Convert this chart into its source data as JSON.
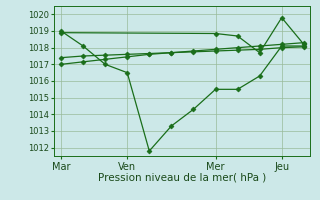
{
  "background_color": "#cce8e8",
  "plot_bg_color": "#cce8e8",
  "grid_color": "#99bb99",
  "line_color": "#1a6e1a",
  "xlabel": "Pression niveau de la mer( hPa )",
  "ylim": [
    1011.5,
    1020.5
  ],
  "yticks": [
    1012,
    1013,
    1014,
    1015,
    1016,
    1017,
    1018,
    1019,
    1020
  ],
  "xtick_labels": [
    "Mar",
    "Ven",
    "Mer",
    "Jeu"
  ],
  "xtick_positions": [
    0,
    3,
    7,
    10
  ],
  "xlim": [
    -0.3,
    11.3
  ],
  "series1_x": [
    0,
    1,
    2,
    3,
    4,
    5,
    6,
    7,
    8,
    9,
    10,
    11
  ],
  "series1_y": [
    1019.0,
    1018.1,
    1017.0,
    1016.5,
    1011.8,
    1013.3,
    1014.3,
    1015.5,
    1015.5,
    1016.3,
    1018.1,
    1018.1
  ],
  "series2_x": [
    0,
    1,
    2,
    3,
    4,
    5,
    6,
    7,
    8,
    9,
    10,
    11
  ],
  "series2_y": [
    1017.0,
    1017.15,
    1017.3,
    1017.45,
    1017.6,
    1017.7,
    1017.8,
    1017.9,
    1018.0,
    1018.1,
    1018.2,
    1018.3
  ],
  "series3_x": [
    0,
    1,
    2,
    3,
    4,
    5,
    6,
    7,
    8,
    9,
    10,
    11
  ],
  "series3_y": [
    1017.4,
    1017.5,
    1017.55,
    1017.6,
    1017.65,
    1017.7,
    1017.75,
    1017.8,
    1017.85,
    1017.9,
    1018.0,
    1018.05
  ],
  "series4_x": [
    0,
    7,
    8,
    9,
    10,
    11
  ],
  "series4_y": [
    1018.9,
    1018.85,
    1018.7,
    1017.7,
    1019.8,
    1018.2
  ],
  "ytick_fontsize": 6,
  "xtick_fontsize": 7,
  "xlabel_fontsize": 7.5,
  "lw": 0.9,
  "ms": 2.5
}
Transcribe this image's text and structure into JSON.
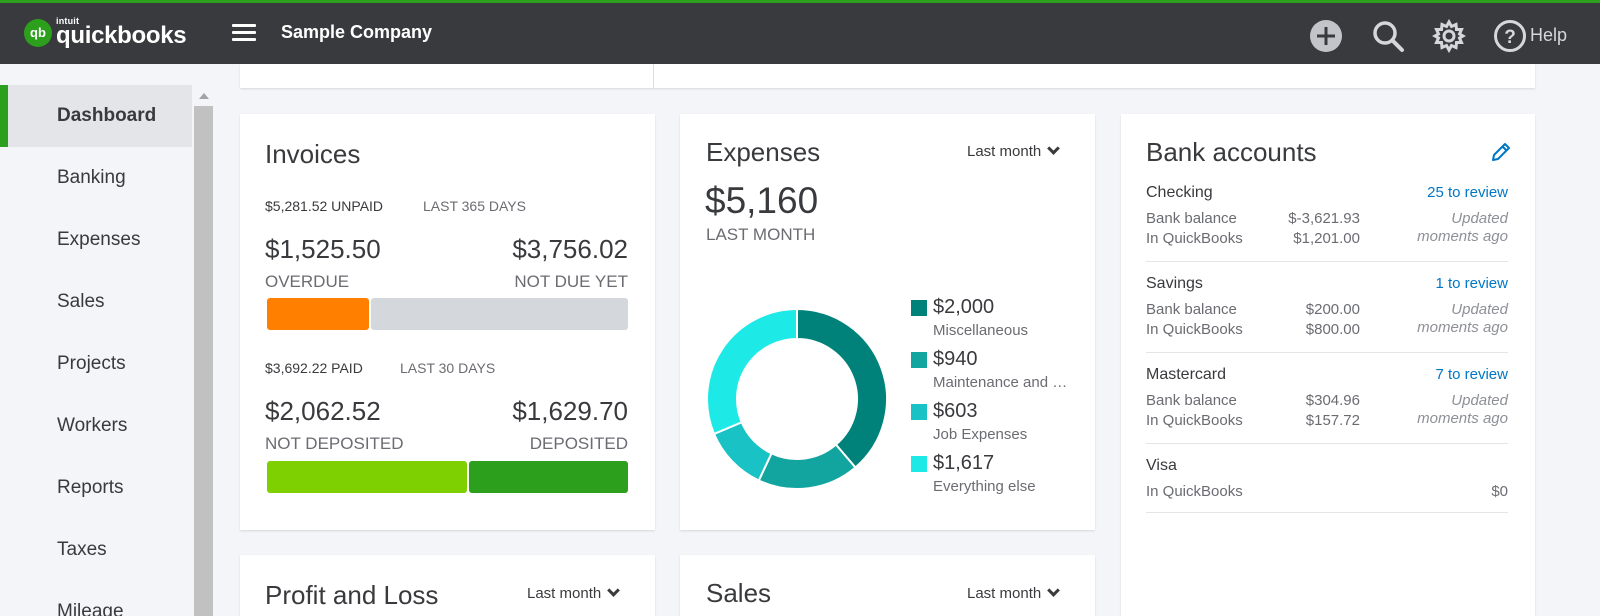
{
  "app": {
    "logo_small": "intuit",
    "logo_main": "quickbooks",
    "logo_badge": "qb",
    "company": "Sample Company",
    "help_label": "Help",
    "icons": [
      "hamburger-menu-icon",
      "plus-circle-icon",
      "search-icon",
      "gear-icon",
      "help-circle-icon"
    ],
    "brand_color": "#2ca01c"
  },
  "sidebar": {
    "items": [
      {
        "label": "Dashboard",
        "active": true
      },
      {
        "label": "Banking"
      },
      {
        "label": "Expenses"
      },
      {
        "label": "Sales"
      },
      {
        "label": "Projects"
      },
      {
        "label": "Workers"
      },
      {
        "label": "Reports"
      },
      {
        "label": "Taxes"
      },
      {
        "label": "Mileage"
      }
    ]
  },
  "invoices": {
    "title": "Invoices",
    "unpaid_amount": "$5,281.52 UNPAID",
    "unpaid_period": "LAST 365 DAYS",
    "overdue_amount": "$1,525.50",
    "overdue_label": "OVERDUE",
    "not_due_amount": "$3,756.02",
    "not_due_label": "NOT DUE YET",
    "paid_amount": "$3,692.22 PAID",
    "paid_period": "LAST 30 DAYS",
    "not_deposited_amount": "$2,062.52",
    "not_deposited_label": "NOT DEPOSITED",
    "deposited_amount": "$1,629.70",
    "deposited_label": "DEPOSITED",
    "colors": {
      "overdue": "#ff8000",
      "not_due": "#d4d7dc",
      "not_deposited": "#7fd000",
      "deposited": "#2ca01c"
    }
  },
  "expenses": {
    "title": "Expenses",
    "period_dropdown": "Last month",
    "total": "$5,160",
    "total_label": "LAST MONTH",
    "legend": [
      {
        "amount": "$2,000",
        "label": "Miscellaneous",
        "value": 2000,
        "color": "#00827b"
      },
      {
        "amount": "$940",
        "label": "Maintenance and …",
        "value": 940,
        "color": "#12a5a0"
      },
      {
        "amount": "$603",
        "label": "Job Expenses",
        "value": 603,
        "color": "#18c2c5"
      },
      {
        "amount": "$1,617",
        "label": "Everything else",
        "value": 1617,
        "color": "#1de9e6"
      }
    ]
  },
  "bank": {
    "title": "Bank accounts",
    "edit_icon": "pencil-icon",
    "accounts": [
      {
        "name": "Checking",
        "review": "25 to review",
        "bank_label": "Bank balance",
        "bank_value": "$-3,621.93",
        "qb_label": "In QuickBooks",
        "qb_value": "$1,201.00",
        "updated_1": "Updated",
        "updated_2": "moments ago"
      },
      {
        "name": "Savings",
        "review": "1 to review",
        "bank_label": "Bank balance",
        "bank_value": "$200.00",
        "qb_label": "In QuickBooks",
        "qb_value": "$800.00",
        "updated_1": "Updated",
        "updated_2": "moments ago"
      },
      {
        "name": "Mastercard",
        "review": "7 to review",
        "bank_label": "Bank balance",
        "bank_value": "$304.96",
        "qb_label": "In QuickBooks",
        "qb_value": "$157.72",
        "updated_1": "Updated",
        "updated_2": "moments ago"
      },
      {
        "name": "Visa",
        "qb_label": "In QuickBooks",
        "qb_value": "$0"
      }
    ]
  },
  "profit_loss": {
    "title": "Profit and Loss",
    "period_dropdown": "Last month"
  },
  "sales": {
    "title": "Sales",
    "period_dropdown": "Last month"
  }
}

────────────────────────────────────────

Work to do:
Skip the images and write out the rest of the listing exactly.

Answer:
Convert this chart into its source data as JSON.
{
  "background_color": "#cce8e8",
  "plot_bg_color": "#cce8e8",
  "grid_color": "#99bb99",
  "line_color": "#1a6e1a",
  "xlabel": "Pression niveau de la mer( hPa )",
  "ylim": [
    1011.5,
    1020.5
  ],
  "yticks": [
    1012,
    1013,
    1014,
    1015,
    1016,
    1017,
    1018,
    1019,
    1020
  ],
  "xtick_labels": [
    "Mar",
    "Ven",
    "Mer",
    "Jeu"
  ],
  "xtick_positions": [
    0,
    3,
    7,
    10
  ],
  "xlim": [
    -0.3,
    11.3
  ],
  "series1_x": [
    0,
    1,
    2,
    3,
    4,
    5,
    6,
    7,
    8,
    9,
    10,
    11
  ],
  "series1_y": [
    1019.0,
    1018.1,
    1017.0,
    1016.5,
    1011.8,
    1013.3,
    1014.3,
    1015.5,
    1015.5,
    1016.3,
    1018.1,
    1018.1
  ],
  "series2_x": [
    0,
    1,
    2,
    3,
    4,
    5,
    6,
    7,
    8,
    9,
    10,
    11
  ],
  "series2_y": [
    1017.0,
    1017.15,
    1017.3,
    1017.45,
    1017.6,
    1017.7,
    1017.8,
    1017.9,
    1018.0,
    1018.1,
    1018.2,
    1018.3
  ],
  "series3_x": [
    0,
    1,
    2,
    3,
    4,
    5,
    6,
    7,
    8,
    9,
    10,
    11
  ],
  "series3_y": [
    1017.4,
    1017.5,
    1017.55,
    1017.6,
    1017.65,
    1017.7,
    1017.75,
    1017.8,
    1017.85,
    1017.9,
    1018.0,
    1018.05
  ],
  "series4_x": [
    0,
    7,
    8,
    9,
    10,
    11
  ],
  "series4_y": [
    1018.9,
    1018.85,
    1018.7,
    1017.7,
    1019.8,
    1018.2
  ],
  "ytick_fontsize": 6,
  "xtick_fontsize": 7,
  "xlabel_fontsize": 7.5,
  "lw": 0.9,
  "ms": 2.5
}
Transcribe this image's text and structure into JSON.
{
  "app": {
    "logo_small": "intuit",
    "logo_main": "quickbooks",
    "logo_badge": "qb",
    "company": "Sample Company",
    "help_label": "Help",
    "icons": [
      "hamburger-menu-icon",
      "plus-circle-icon",
      "search-icon",
      "gear-icon",
      "help-circle-icon"
    ],
    "brand_color": "#2ca01c"
  },
  "sidebar": {
    "items": [
      {
        "label": "Dashboard",
        "active": true
      },
      {
        "label": "Banking"
      },
      {
        "label": "Expenses"
      },
      {
        "label": "Sales"
      },
      {
        "label": "Projects"
      },
      {
        "label": "Workers"
      },
      {
        "label": "Reports"
      },
      {
        "label": "Taxes"
      },
      {
        "label": "Mileage"
      }
    ]
  },
  "invoices": {
    "title": "Invoices",
    "unpaid_amount": "$5,281.52 UNPAID",
    "unpaid_period": "LAST 365 DAYS",
    "overdue_amount": "$1,525.50",
    "overdue_label": "OVERDUE",
    "not_due_amount": "$3,756.02",
    "not_due_label": "NOT DUE YET",
    "paid_amount": "$3,692.22 PAID",
    "paid_period": "LAST 30 DAYS",
    "not_deposited_amount": "$2,062.52",
    "not_deposited_label": "NOT DEPOSITED",
    "deposited_amount": "$1,629.70",
    "deposited_label": "DEPOSITED",
    "colors": {
      "overdue": "#ff8000",
      "not_due": "#d4d7dc",
      "not_deposited": "#7fd000",
      "deposited": "#2ca01c"
    }
  },
  "expenses": {
    "title": "Expenses",
    "period_dropdown": "Last month",
    "total": "$5,160",
    "total_label": "LAST MONTH",
    "legend": [
      {
        "amount": "$2,000",
        "label": "Miscellaneous",
        "value": 2000,
        "color": "#00827b"
      },
      {
        "amount": "$940",
        "label": "Maintenance and …",
        "value": 940,
        "color": "#12a5a0"
      },
      {
        "amount": "$603",
        "label": "Job Expenses",
        "value": 603,
        "color": "#18c2c5"
      },
      {
        "amount": "$1,617",
        "label": "Everything else",
        "value": 1617,
        "color": "#1de9e6"
      }
    ]
  },
  "bank": {
    "title": "Bank accounts",
    "edit_icon": "pencil-icon",
    "accounts": [
      {
        "name": "Checking",
        "review": "25 to review",
        "bank_label": "Bank balance",
        "bank_value": "$-3,621.93",
        "qb_label": "In QuickBooks",
        "qb_value": "$1,201.00",
        "updated_1": "Updated",
        "updated_2": "moments ago"
      },
      {
        "name": "Savings",
        "review": "1 to review",
        "bank_label": "Bank balance",
        "bank_value": "$200.00",
        "qb_label": "In QuickBooks",
        "qb_value": "$800.00",
        "updated_1": "Updated",
        "updated_2": "moments ago"
      },
      {
        "name": "Mastercard",
        "review": "7 to review",
        "bank_label": "Bank balance",
        "bank_value": "$304.96",
        "qb_label": "In QuickBooks",
        "qb_value": "$157.72",
        "updated_1": "Updated",
        "updated_2": "moments ago"
      },
      {
        "name": "Visa",
        "qb_label": "In QuickBooks",
        "qb_value": "$0"
      }
    ]
  },
  "profit_loss": {
    "title": "Profit and Loss",
    "period_dropdown": "Last month"
  },
  "sales": {
    "title": "Sales",
    "period_dropdown": "Last month"
  }
}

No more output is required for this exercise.